WHAT IS BEING ASKED:
Pull out each line of the records below that contains the string "account", and copy those lines. Case counts.

ENTRIES:

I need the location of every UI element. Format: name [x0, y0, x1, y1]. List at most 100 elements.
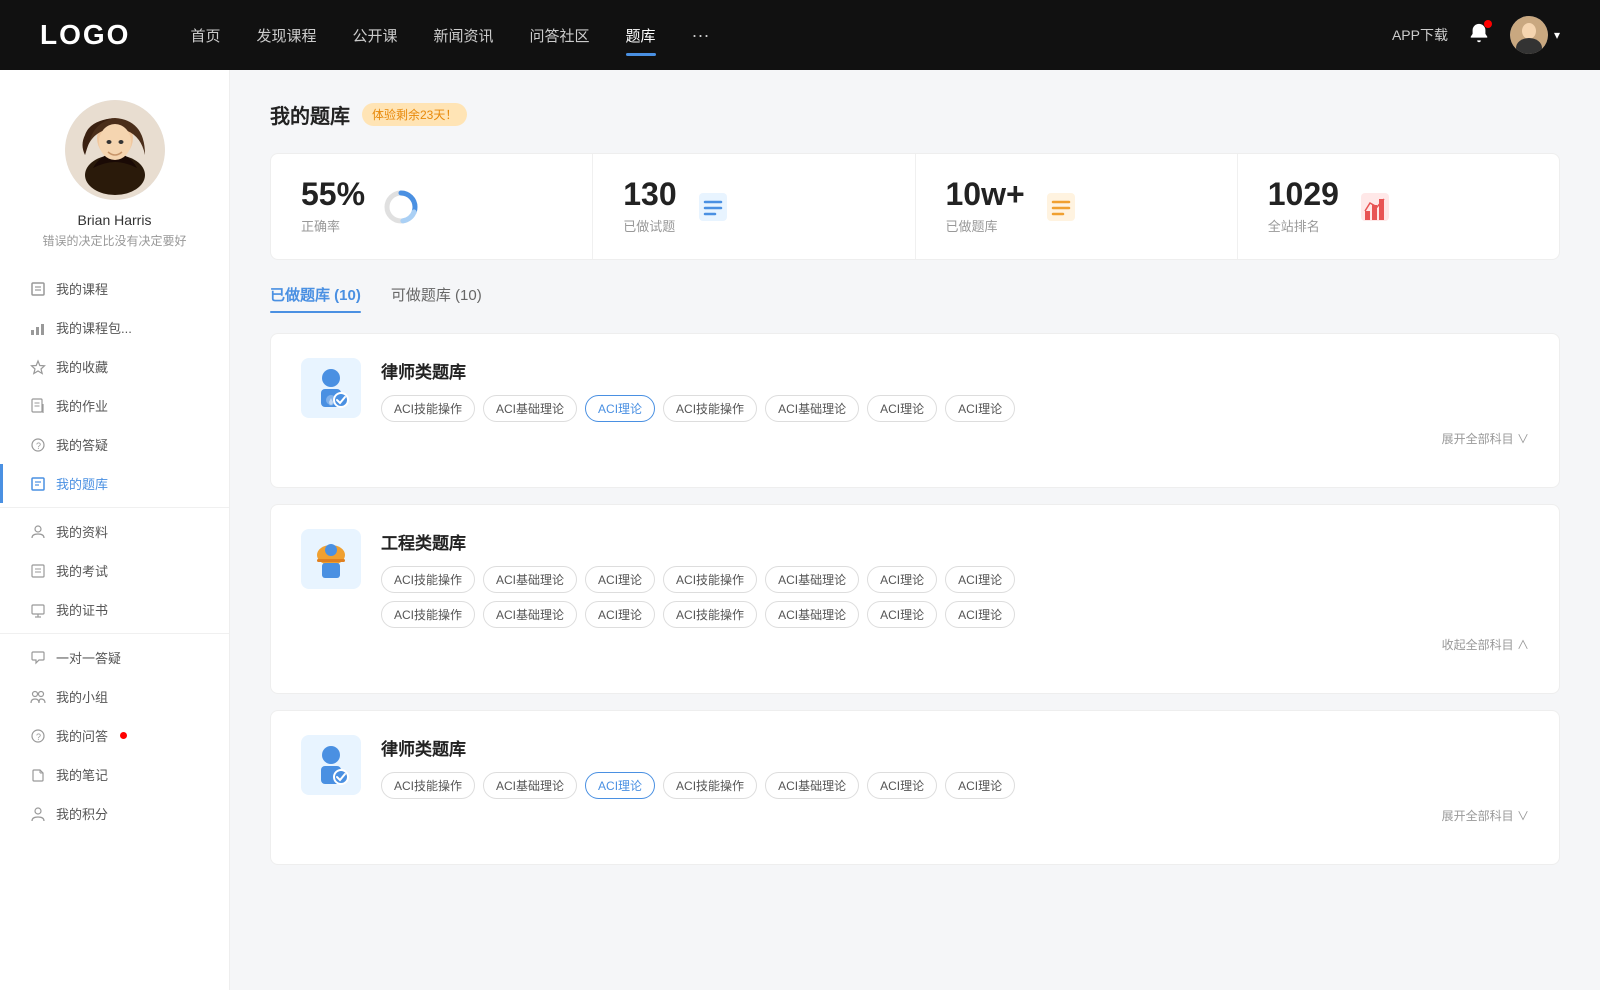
sidebar-item-notes[interactable]: 我的笔记 [0, 755, 229, 794]
sidebar-item-quizbank[interactable]: 我的题库 [0, 464, 229, 503]
nav-open-course[interactable]: 公开课 [352, 21, 397, 50]
tag[interactable]: ACI理论 [945, 395, 1015, 422]
tag[interactable]: ACI技能操作 [381, 566, 475, 593]
sidebar-item-exam[interactable]: 我的考试 [0, 551, 229, 590]
quizbank-icon [30, 476, 46, 492]
engineer-icon-svg [307, 535, 355, 583]
nav-discover[interactable]: 发现课程 [256, 21, 316, 50]
tag[interactable]: ACI基础理论 [483, 601, 577, 628]
tag[interactable]: ACI基础理论 [483, 395, 577, 422]
exam-icon [30, 563, 46, 579]
nav-menu: 首页 发现课程 公开课 新闻资讯 问答社区 题库 ··· [190, 21, 1392, 50]
bank-title-3: 律师类题库 [381, 735, 1529, 760]
sidebar-item-myqa[interactable]: ? 我的问答 [0, 716, 229, 755]
tag[interactable]: ACI理论 [585, 601, 655, 628]
navbar-right: APP下载 ▾ [1392, 16, 1560, 54]
tag[interactable]: ACI理论 [585, 566, 655, 593]
tag[interactable]: ACI技能操作 [663, 395, 757, 422]
chart-svg [1357, 189, 1393, 225]
bank-icon-person-2 [301, 735, 361, 795]
sidebar-item-points[interactable]: 我的积分 [0, 794, 229, 833]
sidebar-item-homework[interactable]: 我的作业 [0, 386, 229, 425]
stat-accuracy: 55% 正确率 [271, 154, 593, 259]
note-svg [1043, 189, 1079, 225]
tag[interactable]: ACI理论 [867, 772, 937, 799]
expand-link-1[interactable]: 展开全部科目 ∨ [381, 430, 1529, 447]
sidebar-item-course-package[interactable]: 我的课程包... [0, 308, 229, 347]
tag[interactable]: ACI理论 [945, 566, 1015, 593]
points-icon [30, 806, 46, 822]
bank-card-lawyer-1: 律师类题库 ACI技能操作 ACI基础理论 ACI理论 ACI技能操作 ACI基… [270, 333, 1560, 488]
sidebar-item-label: 我的证书 [56, 600, 108, 619]
nav-news[interactable]: 新闻资讯 [434, 21, 494, 50]
bank-title-1: 律师类题库 [381, 358, 1529, 383]
collapse-link-2[interactable]: 收起全部科目 ∧ [381, 636, 1529, 653]
sidebar-item-label: 我的课程包... [56, 318, 132, 337]
stat-questions-label: 已做试题 [623, 216, 676, 235]
stat-accuracy-value: 55% [301, 178, 365, 210]
sidebar-item-label: 我的收藏 [56, 357, 108, 376]
tag[interactable]: ACI基础理论 [765, 395, 859, 422]
sidebar-item-certificate[interactable]: 我的证书 [0, 590, 229, 629]
list-svg [695, 189, 731, 225]
main-content: 我的题库 体验剩余23天！ 55% 正确率 [230, 70, 1600, 990]
page-header: 我的题库 体验剩余23天！ [270, 100, 1560, 129]
user-avatar-nav[interactable]: ▾ [1510, 16, 1560, 54]
avatar [1510, 16, 1548, 54]
tag[interactable]: ACI理论 [867, 601, 937, 628]
tag[interactable]: ACI技能操作 [381, 772, 475, 799]
expand-link-3[interactable]: 展开全部科目 ∨ [381, 807, 1529, 824]
tag-active[interactable]: ACI理论 [585, 395, 655, 422]
tag[interactable]: ACI基础理论 [765, 601, 859, 628]
logo[interactable]: LOGO [40, 19, 130, 51]
bank-card-header-1: 律师类题库 ACI技能操作 ACI基础理论 ACI理论 ACI技能操作 ACI基… [301, 358, 1529, 447]
svg-text:?: ? [36, 732, 41, 742]
tag-active[interactable]: ACI理论 [585, 772, 655, 799]
svg-text:?: ? [36, 441, 41, 451]
unread-dot [120, 732, 127, 739]
tag[interactable]: ACI基础理论 [765, 772, 859, 799]
sidebar-divider [0, 507, 229, 508]
stat-questions: 130 已做试题 [593, 154, 915, 259]
nav-home[interactable]: 首页 [190, 21, 220, 50]
tag[interactable]: ACI基础理论 [765, 566, 859, 593]
tag[interactable]: ACI理论 [867, 566, 937, 593]
tags-row-2b: ACI技能操作 ACI基础理论 ACI理论 ACI技能操作 ACI基础理论 AC… [381, 601, 1529, 628]
tags-row-3: ACI技能操作 ACI基础理论 ACI理论 ACI技能操作 ACI基础理论 AC… [381, 772, 1529, 799]
sidebar-item-1on1[interactable]: 一对一答疑 [0, 638, 229, 677]
sidebar-item-label: 我的答疑 [56, 435, 108, 454]
tag[interactable]: ACI理论 [867, 395, 937, 422]
app-download-button[interactable]: APP下载 [1392, 25, 1448, 45]
tab-row: 已做题库 (10) 可做题库 (10) [270, 284, 1560, 313]
sidebar-item-qa[interactable]: ? 我的答疑 [0, 425, 229, 464]
sidebar-item-label: 我的问答 [56, 726, 108, 745]
nav-qa[interactable]: 问答社区 [530, 21, 590, 50]
nav-quiz[interactable]: 题库 [626, 21, 656, 50]
sidebar-item-group[interactable]: 我的小组 [0, 677, 229, 716]
sidebar-item-label: 我的笔记 [56, 765, 108, 784]
tab-done-banks[interactable]: 已做题库 (10) [270, 284, 361, 313]
tag[interactable]: ACI基础理论 [483, 566, 577, 593]
sidebar-item-label: 我的考试 [56, 561, 108, 580]
tag[interactable]: ACI技能操作 [663, 566, 757, 593]
tag[interactable]: ACI技能操作 [663, 601, 757, 628]
chevron-down-icon: ▾ [1554, 28, 1560, 42]
sidebar-item-favorites[interactable]: 我的收藏 [0, 347, 229, 386]
tag[interactable]: ACI技能操作 [381, 601, 475, 628]
tag[interactable]: ACI基础理论 [483, 772, 577, 799]
question-icon: ? [30, 437, 46, 453]
tag[interactable]: ACI技能操作 [381, 395, 475, 422]
tag[interactable]: ACI理论 [945, 601, 1015, 628]
profile-icon [30, 524, 46, 540]
tag[interactable]: ACI理论 [945, 772, 1015, 799]
sidebar-item-course[interactable]: 我的课程 [0, 269, 229, 308]
sidebar-item-profile[interactable]: 我的资料 [0, 512, 229, 551]
sidebar-user-motto: 错误的决定比没有决定要好 [22, 232, 206, 249]
bank-card-lawyer-2: 律师类题库 ACI技能操作 ACI基础理论 ACI理论 ACI技能操作 ACI基… [270, 710, 1560, 865]
notification-bell[interactable] [1468, 22, 1490, 49]
nav-more[interactable]: ··· [692, 21, 710, 50]
tab-available-banks[interactable]: 可做题库 (10) [391, 284, 482, 313]
trial-badge: 体验剩余23天！ [362, 103, 467, 126]
note-icon [1041, 187, 1081, 227]
tag[interactable]: ACI技能操作 [663, 772, 757, 799]
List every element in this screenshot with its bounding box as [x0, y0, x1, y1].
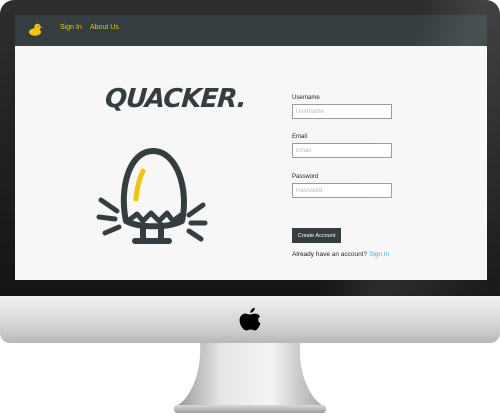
- navbar: Sign In About Us: [15, 15, 487, 46]
- password-input[interactable]: [292, 183, 392, 198]
- nav-sign-in-link[interactable]: Sign In: [60, 24, 82, 31]
- sign-in-link[interactable]: Sign In: [369, 251, 389, 258]
- create-account-button[interactable]: Create Account: [292, 228, 341, 243]
- screen: Sign In About Us QUACKER. Username Usern…: [15, 15, 487, 280]
- username-input[interactable]: [292, 104, 392, 119]
- brand-title: QUACKER.: [103, 84, 247, 114]
- apple-icon: [238, 306, 262, 334]
- monitor-stand: [170, 343, 330, 416]
- duck-icon[interactable]: [28, 21, 44, 37]
- account-prompt-text: Already have an account?: [292, 251, 368, 258]
- imac-mockup: Sign In About Us QUACKER. Username Usern…: [0, 0, 500, 416]
- monitor-bezel: Sign In About Us QUACKER. Username Usern…: [0, 0, 500, 296]
- nav-about-us-link[interactable]: About Us: [90, 24, 119, 31]
- hatching-egg-icon: [81, 145, 226, 265]
- username-label: Username: [292, 95, 320, 101]
- password-label: Password: [292, 174, 319, 180]
- email-input[interactable]: [292, 143, 392, 158]
- email-label: Email: [292, 134, 308, 140]
- account-prompt-row: Already have an account? Sign In: [292, 251, 389, 258]
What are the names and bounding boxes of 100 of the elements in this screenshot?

SOLUTION FOR THIS TASK:
- create-account-button[interactable]: Create Account: [292, 228, 341, 243]
- account-prompt-text: Already have an account?: [292, 251, 368, 258]
- account-prompt-row: Already have an account? Sign In: [292, 251, 389, 258]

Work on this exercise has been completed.